[Stored data entries]
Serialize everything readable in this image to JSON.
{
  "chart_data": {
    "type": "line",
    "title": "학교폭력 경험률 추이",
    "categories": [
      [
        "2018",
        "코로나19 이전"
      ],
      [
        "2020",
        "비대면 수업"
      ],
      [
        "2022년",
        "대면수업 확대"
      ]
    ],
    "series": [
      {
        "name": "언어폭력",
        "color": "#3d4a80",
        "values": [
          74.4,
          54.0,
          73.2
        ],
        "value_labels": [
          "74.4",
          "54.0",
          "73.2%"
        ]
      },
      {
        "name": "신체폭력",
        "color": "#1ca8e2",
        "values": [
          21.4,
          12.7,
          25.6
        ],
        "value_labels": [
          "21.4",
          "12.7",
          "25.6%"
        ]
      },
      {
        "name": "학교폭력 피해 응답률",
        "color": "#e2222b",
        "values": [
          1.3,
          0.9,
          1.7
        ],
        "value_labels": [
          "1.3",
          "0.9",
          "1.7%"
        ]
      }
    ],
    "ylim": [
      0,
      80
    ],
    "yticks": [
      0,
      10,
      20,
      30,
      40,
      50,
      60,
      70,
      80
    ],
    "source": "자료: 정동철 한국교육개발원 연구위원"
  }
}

**WHAT IS NEEDED**
Look for "color" and pull out every line that has it.

**ANSWER FOR THIS EXERCISE**
        "color": "#3d4a80",
        "color": "#1ca8e2",
        "color": "#e2222b",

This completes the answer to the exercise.